*TASK INSTRUCTIONS*. Retype all of the data exactly as given.

Figure dataset records:
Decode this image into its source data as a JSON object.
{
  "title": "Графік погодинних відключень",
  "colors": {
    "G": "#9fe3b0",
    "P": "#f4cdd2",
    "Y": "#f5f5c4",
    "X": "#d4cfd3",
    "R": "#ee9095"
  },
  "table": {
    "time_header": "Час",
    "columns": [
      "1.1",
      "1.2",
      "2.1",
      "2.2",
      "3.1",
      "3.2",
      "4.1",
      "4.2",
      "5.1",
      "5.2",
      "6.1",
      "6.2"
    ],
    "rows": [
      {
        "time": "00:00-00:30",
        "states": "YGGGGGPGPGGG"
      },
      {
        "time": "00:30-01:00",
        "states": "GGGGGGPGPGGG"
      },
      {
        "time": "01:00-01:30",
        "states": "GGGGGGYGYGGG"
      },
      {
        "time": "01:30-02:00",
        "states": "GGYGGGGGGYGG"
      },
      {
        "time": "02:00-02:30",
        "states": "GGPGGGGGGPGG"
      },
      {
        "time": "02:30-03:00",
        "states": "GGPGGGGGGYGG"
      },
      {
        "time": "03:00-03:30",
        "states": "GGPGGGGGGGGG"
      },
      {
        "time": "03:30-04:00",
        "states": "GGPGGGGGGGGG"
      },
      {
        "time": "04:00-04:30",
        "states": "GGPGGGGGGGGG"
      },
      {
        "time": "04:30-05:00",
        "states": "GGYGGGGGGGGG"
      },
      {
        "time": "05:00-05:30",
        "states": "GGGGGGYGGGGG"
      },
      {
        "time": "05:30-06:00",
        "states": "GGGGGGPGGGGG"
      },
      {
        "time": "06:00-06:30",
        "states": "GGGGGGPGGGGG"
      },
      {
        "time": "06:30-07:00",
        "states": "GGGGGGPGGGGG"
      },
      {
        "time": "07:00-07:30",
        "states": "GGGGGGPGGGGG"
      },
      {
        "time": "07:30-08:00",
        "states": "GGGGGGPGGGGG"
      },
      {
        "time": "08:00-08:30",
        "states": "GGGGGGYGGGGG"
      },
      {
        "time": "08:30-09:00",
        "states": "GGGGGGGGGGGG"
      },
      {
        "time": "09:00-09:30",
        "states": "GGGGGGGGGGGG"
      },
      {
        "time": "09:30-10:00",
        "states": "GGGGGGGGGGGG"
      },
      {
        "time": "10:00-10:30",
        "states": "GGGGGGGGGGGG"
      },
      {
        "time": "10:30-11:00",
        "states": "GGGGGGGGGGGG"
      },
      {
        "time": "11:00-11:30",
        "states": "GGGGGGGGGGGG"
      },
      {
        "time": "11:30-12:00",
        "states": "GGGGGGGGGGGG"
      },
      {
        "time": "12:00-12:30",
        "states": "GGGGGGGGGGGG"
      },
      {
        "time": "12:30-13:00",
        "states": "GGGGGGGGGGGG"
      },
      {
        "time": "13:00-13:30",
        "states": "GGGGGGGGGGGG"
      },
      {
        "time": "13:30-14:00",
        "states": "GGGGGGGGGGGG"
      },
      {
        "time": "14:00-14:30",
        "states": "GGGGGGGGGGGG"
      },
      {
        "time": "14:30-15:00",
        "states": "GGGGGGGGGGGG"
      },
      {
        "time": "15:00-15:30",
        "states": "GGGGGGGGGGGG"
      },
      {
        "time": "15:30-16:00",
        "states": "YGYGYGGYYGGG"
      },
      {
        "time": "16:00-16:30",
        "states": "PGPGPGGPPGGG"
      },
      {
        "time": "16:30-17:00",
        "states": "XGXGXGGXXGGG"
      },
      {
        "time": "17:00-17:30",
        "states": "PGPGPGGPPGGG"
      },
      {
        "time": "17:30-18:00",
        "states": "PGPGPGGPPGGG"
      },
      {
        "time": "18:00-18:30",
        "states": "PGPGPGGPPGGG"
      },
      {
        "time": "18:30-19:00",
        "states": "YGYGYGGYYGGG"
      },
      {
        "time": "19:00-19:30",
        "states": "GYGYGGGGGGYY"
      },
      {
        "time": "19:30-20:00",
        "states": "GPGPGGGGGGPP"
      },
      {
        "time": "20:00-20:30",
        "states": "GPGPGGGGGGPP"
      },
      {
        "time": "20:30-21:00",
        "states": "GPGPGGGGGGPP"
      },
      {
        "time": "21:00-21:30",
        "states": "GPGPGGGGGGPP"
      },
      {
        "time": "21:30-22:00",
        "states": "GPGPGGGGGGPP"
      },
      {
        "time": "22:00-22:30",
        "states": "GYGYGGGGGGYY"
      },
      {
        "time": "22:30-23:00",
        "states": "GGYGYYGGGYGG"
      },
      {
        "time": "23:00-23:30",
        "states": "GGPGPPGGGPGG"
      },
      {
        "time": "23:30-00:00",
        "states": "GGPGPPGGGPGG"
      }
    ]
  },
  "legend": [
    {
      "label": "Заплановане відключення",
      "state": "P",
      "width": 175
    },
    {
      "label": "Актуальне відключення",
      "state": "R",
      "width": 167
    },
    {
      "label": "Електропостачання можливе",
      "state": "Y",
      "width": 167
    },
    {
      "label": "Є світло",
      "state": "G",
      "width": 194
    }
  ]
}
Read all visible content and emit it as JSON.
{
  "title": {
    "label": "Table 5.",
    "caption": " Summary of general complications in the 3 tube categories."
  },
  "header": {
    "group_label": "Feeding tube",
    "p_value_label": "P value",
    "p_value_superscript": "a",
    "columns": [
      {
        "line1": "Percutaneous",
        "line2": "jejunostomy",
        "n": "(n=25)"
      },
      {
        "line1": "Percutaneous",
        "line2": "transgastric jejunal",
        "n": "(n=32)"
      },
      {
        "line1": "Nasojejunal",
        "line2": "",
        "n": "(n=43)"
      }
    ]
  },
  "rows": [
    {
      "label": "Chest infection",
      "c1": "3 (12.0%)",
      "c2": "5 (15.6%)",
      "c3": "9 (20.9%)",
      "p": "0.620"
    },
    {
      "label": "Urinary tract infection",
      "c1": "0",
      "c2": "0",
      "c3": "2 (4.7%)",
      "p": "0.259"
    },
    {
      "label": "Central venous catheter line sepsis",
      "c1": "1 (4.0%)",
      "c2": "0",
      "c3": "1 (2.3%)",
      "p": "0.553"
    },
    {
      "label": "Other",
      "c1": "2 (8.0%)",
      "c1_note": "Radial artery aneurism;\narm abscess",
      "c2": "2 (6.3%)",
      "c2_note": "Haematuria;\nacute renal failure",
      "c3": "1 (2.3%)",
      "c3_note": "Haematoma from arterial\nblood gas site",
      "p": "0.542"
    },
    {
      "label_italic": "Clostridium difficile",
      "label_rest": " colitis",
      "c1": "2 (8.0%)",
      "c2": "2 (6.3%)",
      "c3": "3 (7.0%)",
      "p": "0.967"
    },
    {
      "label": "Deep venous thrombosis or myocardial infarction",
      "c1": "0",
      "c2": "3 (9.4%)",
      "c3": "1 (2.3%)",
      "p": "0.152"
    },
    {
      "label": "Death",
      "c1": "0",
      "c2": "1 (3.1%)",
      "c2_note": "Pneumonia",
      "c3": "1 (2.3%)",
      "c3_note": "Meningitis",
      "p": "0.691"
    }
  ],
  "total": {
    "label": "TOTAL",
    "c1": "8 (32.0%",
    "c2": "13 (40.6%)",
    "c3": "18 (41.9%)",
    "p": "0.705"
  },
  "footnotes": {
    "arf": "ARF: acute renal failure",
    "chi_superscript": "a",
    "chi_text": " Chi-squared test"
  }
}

*SOLUTION BELOW*.
Decode this image into its source data as a JSON object.
{
  "title": "Графік погодинних відключень",
  "colors": {
    "G": "#9fe3b0",
    "P": "#f4cdd2",
    "Y": "#f5f5c4",
    "X": "#d4cfd3",
    "R": "#ee9095"
  },
  "table": {
    "time_header": "Час",
    "columns": [
      "1.1",
      "1.2",
      "2.1",
      "2.2",
      "3.1",
      "3.2",
      "4.1",
      "4.2",
      "5.1",
      "5.2",
      "6.1",
      "6.2"
    ],
    "rows": [
      {
        "time": "00:00-00:30",
        "states": "YGGGGGPGPGGG"
      },
      {
        "time": "00:30-01:00",
        "states": "GGGGGGPGPGGG"
      },
      {
        "time": "01:00-01:30",
        "states": "GGGGGGYGYGGG"
      },
      {
        "time": "01:30-02:00",
        "states": "GGYGGGGGGYGG"
      },
      {
        "time": "02:00-02:30",
        "states": "GGPGGGGGGPGG"
      },
      {
        "time": "02:30-03:00",
        "states": "GGPGGGGGGYGG"
      },
      {
        "time": "03:00-03:30",
        "states": "GGPGGGGGGGGG"
      },
      {
        "time": "03:30-04:00",
        "states": "GGPGGGGGGGGG"
      },
      {
        "time": "04:00-04:30",
        "states": "GGPGGGGGGGGG"
      },
      {
        "time": "04:30-05:00",
        "states": "GGYGGGGGGGGG"
      },
      {
        "time": "05:00-05:30",
        "states": "GGGGGGYGGGGG"
      },
      {
        "time": "05:30-06:00",
        "states": "GGGGGGPGGGGG"
      },
      {
        "time": "06:00-06:30",
        "states": "GGGGGGPGGGGG"
      },
      {
        "time": "06:30-07:00",
        "states": "GGGGGGPGGGGG"
      },
      {
        "time": "07:00-07:30",
        "states": "GGGGGGPGGGGG"
      },
      {
        "time": "07:30-08:00",
        "states": "GGGGGGPGGGGG"
      },
      {
        "time": "08:00-08:30",
        "states": "GGGGGGYGGGGG"
      },
      {
        "time": "08:30-09:00",
        "states": "GGGGGGGGGGGG"
      },
      {
        "time": "09:00-09:30",
        "states": "GGGGGGGGGGGG"
      },
      {
        "time": "09:30-10:00",
        "states": "GGGGGGGGGGGG"
      },
      {
        "time": "10:00-10:30",
        "states": "GGGGGGGGGGGG"
      },
      {
        "time": "10:30-11:00",
        "states": "GGGGGGGGGGGG"
      },
      {
        "time": "11:00-11:30",
        "states": "GGGGGGGGGGGG"
      },
      {
        "time": "11:30-12:00",
        "states": "GGGGGGGGGGGG"
      },
      {
        "time": "12:00-12:30",
        "states": "GGGGGGGGGGGG"
      },
      {
        "time": "12:30-13:00",
        "states": "GGGGGGGGGGGG"
      },
      {
        "time": "13:00-13:30",
        "states": "GGGGGGGGGGGG"
      },
      {
        "time": "13:30-14:00",
        "states": "GGGGGGGGGGGG"
      },
      {
        "time": "14:00-14:30",
        "states": "GGGGGGGGGGGG"
      },
      {
        "time": "14:30-15:00",
        "states": "GGGGGGGGGGGG"
      },
      {
        "time": "15:00-15:30",
        "states": "GGGGGGGGGGGG"
      },
      {
        "time": "15:30-16:00",
        "states": "YGYGYGGYYGGG"
      },
      {
        "time": "16:00-16:30",
        "states": "PGPGPGGPPGGG"
      },
      {
        "time": "16:30-17:00",
        "states": "XGXGXGGXXGGG"
      },
      {
        "time": "17:00-17:30",
        "states": "PGPGPGGPPGGG"
      },
      {
        "time": "17:30-18:00",
        "states": "PGPGPGGPPGGG"
      },
      {
        "time": "18:00-18:30",
        "states": "PGPGPGGPPGGG"
      },
      {
        "time": "18:30-19:00",
        "states": "YGYGYGGYYGGG"
      },
      {
        "time": "19:00-19:30",
        "states": "GYGYGGGGGGYY"
      },
      {
        "time": "19:30-20:00",
        "states": "GPGPGGGGGGPP"
      },
      {
        "time": "20:00-20:30",
        "states": "GPGPGGGGGGPP"
      },
      {
        "time": "20:30-21:00",
        "states": "GPGPGGGGGGPP"
      },
      {
        "time": "21:00-21:30",
        "states": "GPGPGGGGGGPP"
      },
      {
        "time": "21:30-22:00",
        "states": "GPGPGGGGGGPP"
      },
      {
        "time": "22:00-22:30",
        "states": "GYGYGGGGGGYY"
      },
      {
        "time": "22:30-23:00",
        "states": "GGYGYYGGGYGG"
      },
      {
        "time": "23:00-23:30",
        "states": "GGPGPPGGGPGG"
      },
      {
        "time": "23:30-00:00",
        "states": "GGPGPPGGGPGG"
      }
    ]
  },
  "legend": [
    {
      "label": "Заплановане відключення",
      "state": "P",
      "width": 175
    },
    {
      "label": "Актуальне відключення",
      "state": "R",
      "width": 167
    },
    {
      "label": "Електропостачання можливе",
      "state": "Y",
      "width": 167
    },
    {
      "label": "Є світло",
      "state": "G",
      "width": 194
    }
  ]
}
Read all visible content and emit it as JSON.
{
  "title": {
    "label": "Table 5.",
    "caption": " Summary of general complications in the 3 tube categories."
  },
  "header": {
    "group_label": "Feeding tube",
    "p_value_label": "P value",
    "p_value_superscript": "a",
    "columns": [
      {
        "line1": "Percutaneous",
        "line2": "jejunostomy",
        "n": "(n=25)"
      },
      {
        "line1": "Percutaneous",
        "line2": "transgastric jejunal",
        "n": "(n=32)"
      },
      {
        "line1": "Nasojejunal",
        "line2": "",
        "n": "(n=43)"
      }
    ]
  },
  "rows": [
    {
      "label": "Chest infection",
      "c1": "3 (12.0%)",
      "c2": "5 (15.6%)",
      "c3": "9 (20.9%)",
      "p": "0.620"
    },
    {
      "label": "Urinary tract infection",
      "c1": "0",
      "c2": "0",
      "c3": "2 (4.7%)",
      "p": "0.259"
    },
    {
      "label": "Central venous catheter line sepsis",
      "c1": "1 (4.0%)",
      "c2": "0",
      "c3": "1 (2.3%)",
      "p": "0.553"
    },
    {
      "label": "Other",
      "c1": "2 (8.0%)",
      "c1_note": "Radial artery aneurism;\narm abscess",
      "c2": "2 (6.3%)",
      "c2_note": "Haematuria;\nacute renal failure",
      "c3": "1 (2.3%)",
      "c3_note": "Haematoma from arterial\nblood gas site",
      "p": "0.542"
    },
    {
      "label_italic": "Clostridium difficile",
      "label_rest": " colitis",
      "c1": "2 (8.0%)",
      "c2": "2 (6.3%)",
      "c3": "3 (7.0%)",
      "p": "0.967"
    },
    {
      "label": "Deep venous thrombosis or myocardial infarction",
      "c1": "0",
      "c2": "3 (9.4%)",
      "c3": "1 (2.3%)",
      "p": "0.152"
    },
    {
      "label": "Death",
      "c1": "0",
      "c2": "1 (3.1%)",
      "c2_note": "Pneumonia",
      "c3": "1 (2.3%)",
      "c3_note": "Meningitis",
      "p": "0.691"
    }
  ],
  "total": {
    "label": "TOTAL",
    "c1": "8 (32.0%",
    "c2": "13 (40.6%)",
    "c3": "18 (41.9%)",
    "p": "0.705"
  },
  "footnotes": {
    "arf": "ARF: acute renal failure",
    "chi_superscript": "a",
    "chi_text": " Chi-squared test"
  }
}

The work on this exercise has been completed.